Rows from a figure dataset
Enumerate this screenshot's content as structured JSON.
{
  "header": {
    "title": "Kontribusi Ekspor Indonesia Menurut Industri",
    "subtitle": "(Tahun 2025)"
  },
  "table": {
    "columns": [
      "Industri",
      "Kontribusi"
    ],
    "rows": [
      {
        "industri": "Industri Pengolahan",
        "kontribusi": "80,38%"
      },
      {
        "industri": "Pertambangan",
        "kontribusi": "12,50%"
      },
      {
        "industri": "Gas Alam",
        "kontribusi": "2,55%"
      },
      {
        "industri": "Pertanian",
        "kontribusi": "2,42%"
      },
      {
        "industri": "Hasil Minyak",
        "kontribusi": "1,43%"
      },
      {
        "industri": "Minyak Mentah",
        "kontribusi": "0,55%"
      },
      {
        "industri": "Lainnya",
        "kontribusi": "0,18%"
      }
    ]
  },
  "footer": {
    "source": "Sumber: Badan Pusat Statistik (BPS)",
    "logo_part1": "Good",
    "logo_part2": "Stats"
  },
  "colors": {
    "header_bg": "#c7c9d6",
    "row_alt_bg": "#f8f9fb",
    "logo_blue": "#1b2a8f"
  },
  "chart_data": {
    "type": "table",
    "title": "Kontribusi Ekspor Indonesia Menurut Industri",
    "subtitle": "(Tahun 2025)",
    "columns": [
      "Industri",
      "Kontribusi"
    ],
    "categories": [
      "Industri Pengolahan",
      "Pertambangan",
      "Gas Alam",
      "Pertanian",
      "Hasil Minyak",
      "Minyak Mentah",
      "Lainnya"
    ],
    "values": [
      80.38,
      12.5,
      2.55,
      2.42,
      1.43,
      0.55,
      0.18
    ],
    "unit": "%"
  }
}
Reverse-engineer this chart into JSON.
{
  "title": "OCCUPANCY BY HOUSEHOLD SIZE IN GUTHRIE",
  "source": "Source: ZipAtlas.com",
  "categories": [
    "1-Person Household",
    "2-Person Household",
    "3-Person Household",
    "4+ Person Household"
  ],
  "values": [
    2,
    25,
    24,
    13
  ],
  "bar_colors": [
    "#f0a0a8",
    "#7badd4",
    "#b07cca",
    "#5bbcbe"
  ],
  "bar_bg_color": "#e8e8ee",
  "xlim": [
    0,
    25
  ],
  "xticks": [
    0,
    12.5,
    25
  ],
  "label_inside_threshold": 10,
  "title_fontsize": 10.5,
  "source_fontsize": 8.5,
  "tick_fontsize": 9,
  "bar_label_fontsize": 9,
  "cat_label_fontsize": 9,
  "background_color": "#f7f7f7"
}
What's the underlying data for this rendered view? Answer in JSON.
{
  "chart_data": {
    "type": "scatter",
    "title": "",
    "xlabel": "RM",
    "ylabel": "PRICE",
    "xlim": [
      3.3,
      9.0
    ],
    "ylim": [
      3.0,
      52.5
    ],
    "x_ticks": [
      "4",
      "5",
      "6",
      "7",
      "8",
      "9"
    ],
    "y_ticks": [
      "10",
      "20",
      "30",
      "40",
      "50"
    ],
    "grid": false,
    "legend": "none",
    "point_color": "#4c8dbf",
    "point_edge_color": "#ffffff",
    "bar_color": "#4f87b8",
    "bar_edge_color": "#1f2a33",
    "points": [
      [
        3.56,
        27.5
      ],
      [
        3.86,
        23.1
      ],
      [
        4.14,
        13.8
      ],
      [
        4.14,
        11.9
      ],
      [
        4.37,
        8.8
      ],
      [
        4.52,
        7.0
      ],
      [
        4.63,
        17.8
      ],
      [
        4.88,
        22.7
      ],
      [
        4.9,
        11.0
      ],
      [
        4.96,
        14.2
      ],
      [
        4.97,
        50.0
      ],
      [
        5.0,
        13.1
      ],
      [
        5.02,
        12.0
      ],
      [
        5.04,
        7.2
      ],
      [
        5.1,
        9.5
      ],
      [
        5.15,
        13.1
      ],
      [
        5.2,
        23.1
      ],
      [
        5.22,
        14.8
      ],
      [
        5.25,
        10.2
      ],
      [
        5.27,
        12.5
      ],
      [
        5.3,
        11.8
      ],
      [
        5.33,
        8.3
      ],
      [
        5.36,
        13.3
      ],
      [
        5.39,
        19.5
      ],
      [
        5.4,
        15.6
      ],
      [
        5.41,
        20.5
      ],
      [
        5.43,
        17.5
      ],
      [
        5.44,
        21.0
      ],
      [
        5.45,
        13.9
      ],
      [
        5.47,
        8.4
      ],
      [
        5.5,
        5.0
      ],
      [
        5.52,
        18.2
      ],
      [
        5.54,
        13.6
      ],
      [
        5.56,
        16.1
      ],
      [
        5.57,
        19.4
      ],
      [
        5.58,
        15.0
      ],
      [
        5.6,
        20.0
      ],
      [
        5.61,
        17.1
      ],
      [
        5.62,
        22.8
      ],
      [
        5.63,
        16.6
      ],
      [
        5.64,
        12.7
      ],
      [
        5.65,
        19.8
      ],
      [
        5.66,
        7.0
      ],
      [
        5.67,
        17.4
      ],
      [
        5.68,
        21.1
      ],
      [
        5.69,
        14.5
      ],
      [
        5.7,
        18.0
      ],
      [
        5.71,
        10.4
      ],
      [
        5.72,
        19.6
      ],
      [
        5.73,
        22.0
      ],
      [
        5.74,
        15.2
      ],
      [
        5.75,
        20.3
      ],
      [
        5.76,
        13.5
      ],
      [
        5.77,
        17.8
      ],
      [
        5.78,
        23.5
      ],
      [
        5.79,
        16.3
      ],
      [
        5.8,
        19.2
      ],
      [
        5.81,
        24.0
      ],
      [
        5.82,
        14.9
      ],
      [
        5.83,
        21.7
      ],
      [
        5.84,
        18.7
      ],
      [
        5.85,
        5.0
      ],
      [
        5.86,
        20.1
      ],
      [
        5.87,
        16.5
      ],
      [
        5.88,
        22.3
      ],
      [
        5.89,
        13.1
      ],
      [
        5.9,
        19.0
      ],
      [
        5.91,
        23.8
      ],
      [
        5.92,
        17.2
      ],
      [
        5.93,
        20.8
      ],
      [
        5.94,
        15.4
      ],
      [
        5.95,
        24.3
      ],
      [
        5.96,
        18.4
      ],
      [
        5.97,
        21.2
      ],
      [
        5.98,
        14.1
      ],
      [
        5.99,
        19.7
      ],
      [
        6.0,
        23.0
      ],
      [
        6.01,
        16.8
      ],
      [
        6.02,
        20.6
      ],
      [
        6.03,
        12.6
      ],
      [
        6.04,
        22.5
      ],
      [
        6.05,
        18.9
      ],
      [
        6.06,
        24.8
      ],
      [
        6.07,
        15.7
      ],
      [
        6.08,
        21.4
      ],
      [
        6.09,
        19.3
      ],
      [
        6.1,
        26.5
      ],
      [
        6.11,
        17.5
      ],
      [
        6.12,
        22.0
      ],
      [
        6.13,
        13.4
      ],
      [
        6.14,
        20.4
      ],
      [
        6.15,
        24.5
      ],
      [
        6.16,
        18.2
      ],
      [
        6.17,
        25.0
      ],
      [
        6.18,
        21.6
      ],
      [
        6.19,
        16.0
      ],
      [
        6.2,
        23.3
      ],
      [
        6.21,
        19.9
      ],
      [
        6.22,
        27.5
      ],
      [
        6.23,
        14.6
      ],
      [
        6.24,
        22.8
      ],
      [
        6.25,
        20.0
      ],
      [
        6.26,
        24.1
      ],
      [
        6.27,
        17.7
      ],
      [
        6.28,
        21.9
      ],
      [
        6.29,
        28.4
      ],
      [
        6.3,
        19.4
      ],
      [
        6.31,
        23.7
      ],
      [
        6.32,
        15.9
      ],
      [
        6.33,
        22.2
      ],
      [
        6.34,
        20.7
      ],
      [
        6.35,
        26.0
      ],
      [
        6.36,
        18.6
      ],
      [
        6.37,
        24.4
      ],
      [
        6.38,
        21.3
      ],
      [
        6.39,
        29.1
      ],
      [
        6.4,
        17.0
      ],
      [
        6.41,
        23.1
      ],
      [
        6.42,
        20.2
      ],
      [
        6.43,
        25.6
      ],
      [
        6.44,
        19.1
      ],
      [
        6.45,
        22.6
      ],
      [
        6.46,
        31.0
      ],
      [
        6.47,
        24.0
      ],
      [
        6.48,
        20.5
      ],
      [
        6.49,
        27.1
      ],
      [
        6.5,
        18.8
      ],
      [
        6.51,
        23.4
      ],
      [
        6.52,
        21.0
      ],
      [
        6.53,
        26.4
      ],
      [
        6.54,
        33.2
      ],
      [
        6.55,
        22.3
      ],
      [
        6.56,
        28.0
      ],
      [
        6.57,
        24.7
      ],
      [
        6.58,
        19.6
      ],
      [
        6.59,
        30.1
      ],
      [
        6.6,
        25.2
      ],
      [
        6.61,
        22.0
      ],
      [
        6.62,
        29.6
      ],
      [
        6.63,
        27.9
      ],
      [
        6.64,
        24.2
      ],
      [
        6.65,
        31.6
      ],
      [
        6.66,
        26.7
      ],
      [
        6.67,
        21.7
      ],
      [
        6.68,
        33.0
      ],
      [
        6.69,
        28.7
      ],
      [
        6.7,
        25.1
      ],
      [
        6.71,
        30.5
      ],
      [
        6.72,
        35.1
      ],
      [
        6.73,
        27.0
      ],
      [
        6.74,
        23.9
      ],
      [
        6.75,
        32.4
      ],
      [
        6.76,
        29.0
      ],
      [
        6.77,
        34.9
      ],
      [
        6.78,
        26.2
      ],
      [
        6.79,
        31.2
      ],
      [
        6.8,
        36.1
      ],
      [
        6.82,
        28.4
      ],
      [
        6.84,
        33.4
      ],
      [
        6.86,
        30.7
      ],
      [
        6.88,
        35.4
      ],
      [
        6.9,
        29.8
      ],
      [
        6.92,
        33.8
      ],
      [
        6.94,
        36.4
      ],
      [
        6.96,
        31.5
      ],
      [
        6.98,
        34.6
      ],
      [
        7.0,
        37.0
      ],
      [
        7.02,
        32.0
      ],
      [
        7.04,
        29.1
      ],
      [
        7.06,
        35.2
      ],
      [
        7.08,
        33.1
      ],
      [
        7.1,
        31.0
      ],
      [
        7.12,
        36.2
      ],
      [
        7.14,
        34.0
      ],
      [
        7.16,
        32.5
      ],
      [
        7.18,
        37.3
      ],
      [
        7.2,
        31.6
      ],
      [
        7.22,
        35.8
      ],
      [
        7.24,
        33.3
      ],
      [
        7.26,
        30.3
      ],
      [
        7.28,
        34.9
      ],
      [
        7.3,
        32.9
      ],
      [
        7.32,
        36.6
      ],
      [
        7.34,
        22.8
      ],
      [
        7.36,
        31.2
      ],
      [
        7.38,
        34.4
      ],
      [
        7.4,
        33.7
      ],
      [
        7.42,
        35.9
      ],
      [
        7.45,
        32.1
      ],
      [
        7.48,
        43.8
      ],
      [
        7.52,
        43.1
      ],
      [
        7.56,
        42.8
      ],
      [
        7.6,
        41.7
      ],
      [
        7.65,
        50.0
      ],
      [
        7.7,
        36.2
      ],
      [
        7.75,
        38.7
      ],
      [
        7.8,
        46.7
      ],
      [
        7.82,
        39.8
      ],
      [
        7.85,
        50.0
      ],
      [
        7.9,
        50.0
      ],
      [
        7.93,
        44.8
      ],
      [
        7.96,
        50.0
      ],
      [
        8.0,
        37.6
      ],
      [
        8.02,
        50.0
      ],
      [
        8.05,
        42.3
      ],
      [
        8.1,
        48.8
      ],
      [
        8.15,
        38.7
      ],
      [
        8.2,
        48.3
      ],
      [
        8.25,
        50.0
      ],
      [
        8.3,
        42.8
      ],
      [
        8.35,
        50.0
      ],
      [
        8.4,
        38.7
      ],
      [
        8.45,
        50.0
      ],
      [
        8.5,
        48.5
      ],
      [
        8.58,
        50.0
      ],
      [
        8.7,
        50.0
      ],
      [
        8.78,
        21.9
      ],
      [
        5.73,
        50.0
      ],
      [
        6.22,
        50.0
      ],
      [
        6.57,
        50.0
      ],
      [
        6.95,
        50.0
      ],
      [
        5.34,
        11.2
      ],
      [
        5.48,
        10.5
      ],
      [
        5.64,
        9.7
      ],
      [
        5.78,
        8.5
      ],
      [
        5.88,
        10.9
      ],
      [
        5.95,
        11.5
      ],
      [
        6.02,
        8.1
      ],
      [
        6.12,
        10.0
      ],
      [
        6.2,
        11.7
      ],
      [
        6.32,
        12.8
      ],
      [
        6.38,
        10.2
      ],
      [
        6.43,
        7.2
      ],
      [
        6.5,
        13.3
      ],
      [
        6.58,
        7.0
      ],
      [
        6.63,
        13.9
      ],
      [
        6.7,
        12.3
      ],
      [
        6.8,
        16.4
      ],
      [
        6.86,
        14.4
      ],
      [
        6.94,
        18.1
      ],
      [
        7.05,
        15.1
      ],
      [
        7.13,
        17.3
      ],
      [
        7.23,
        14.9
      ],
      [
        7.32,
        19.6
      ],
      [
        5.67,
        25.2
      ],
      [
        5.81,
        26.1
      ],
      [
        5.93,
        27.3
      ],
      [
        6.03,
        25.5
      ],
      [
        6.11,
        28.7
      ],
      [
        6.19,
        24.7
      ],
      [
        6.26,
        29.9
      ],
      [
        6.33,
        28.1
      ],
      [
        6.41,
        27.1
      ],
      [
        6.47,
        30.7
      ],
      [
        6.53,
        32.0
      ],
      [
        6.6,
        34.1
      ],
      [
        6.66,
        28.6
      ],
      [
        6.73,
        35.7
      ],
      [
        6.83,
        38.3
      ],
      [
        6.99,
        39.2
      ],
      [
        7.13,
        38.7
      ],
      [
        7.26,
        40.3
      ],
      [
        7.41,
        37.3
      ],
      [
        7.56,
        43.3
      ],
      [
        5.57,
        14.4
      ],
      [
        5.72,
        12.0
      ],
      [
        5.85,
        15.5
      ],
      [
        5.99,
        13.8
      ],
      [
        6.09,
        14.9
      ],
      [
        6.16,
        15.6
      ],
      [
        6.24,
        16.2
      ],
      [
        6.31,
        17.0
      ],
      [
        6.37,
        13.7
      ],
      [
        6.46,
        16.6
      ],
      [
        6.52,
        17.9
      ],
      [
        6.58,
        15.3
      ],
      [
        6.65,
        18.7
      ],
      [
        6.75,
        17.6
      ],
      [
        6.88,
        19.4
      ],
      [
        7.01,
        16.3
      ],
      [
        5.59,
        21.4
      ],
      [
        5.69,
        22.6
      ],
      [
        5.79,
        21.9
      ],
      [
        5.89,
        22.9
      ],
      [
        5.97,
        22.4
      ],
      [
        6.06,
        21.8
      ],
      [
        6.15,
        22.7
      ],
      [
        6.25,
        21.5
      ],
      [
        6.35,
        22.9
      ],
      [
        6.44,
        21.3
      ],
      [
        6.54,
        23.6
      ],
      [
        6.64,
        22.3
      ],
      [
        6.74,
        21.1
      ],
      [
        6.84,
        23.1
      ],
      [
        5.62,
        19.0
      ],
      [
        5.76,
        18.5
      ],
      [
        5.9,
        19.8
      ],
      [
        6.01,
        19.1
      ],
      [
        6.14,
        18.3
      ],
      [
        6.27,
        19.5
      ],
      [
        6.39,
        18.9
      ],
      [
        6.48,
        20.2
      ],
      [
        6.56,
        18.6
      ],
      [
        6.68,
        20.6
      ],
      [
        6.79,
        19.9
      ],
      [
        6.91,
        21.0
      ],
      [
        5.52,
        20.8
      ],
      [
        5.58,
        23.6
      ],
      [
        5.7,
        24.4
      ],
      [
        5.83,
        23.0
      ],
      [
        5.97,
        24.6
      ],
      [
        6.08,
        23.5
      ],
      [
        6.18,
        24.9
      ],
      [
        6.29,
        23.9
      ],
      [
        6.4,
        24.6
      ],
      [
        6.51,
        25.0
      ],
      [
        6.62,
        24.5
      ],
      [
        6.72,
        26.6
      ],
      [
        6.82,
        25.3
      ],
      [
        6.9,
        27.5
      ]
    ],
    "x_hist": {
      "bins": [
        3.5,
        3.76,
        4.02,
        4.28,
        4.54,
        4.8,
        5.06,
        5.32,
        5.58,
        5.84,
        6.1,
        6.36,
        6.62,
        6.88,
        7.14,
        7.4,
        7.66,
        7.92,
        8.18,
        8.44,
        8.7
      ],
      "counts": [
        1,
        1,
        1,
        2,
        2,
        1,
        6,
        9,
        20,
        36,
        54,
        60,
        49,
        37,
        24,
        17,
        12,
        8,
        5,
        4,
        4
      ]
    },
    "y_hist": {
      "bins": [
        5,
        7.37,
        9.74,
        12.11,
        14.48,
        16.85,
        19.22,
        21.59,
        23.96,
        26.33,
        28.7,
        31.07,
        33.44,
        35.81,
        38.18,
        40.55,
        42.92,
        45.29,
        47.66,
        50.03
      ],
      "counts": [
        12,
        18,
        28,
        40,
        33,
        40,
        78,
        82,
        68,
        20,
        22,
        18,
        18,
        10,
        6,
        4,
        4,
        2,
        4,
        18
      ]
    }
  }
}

▸ **Goal of the exercise**
From the data above, gather every line that includes the word "Mentah".

▸ **Solution**
        "industri": "Minyak Mentah",
      "Minyak Mentah",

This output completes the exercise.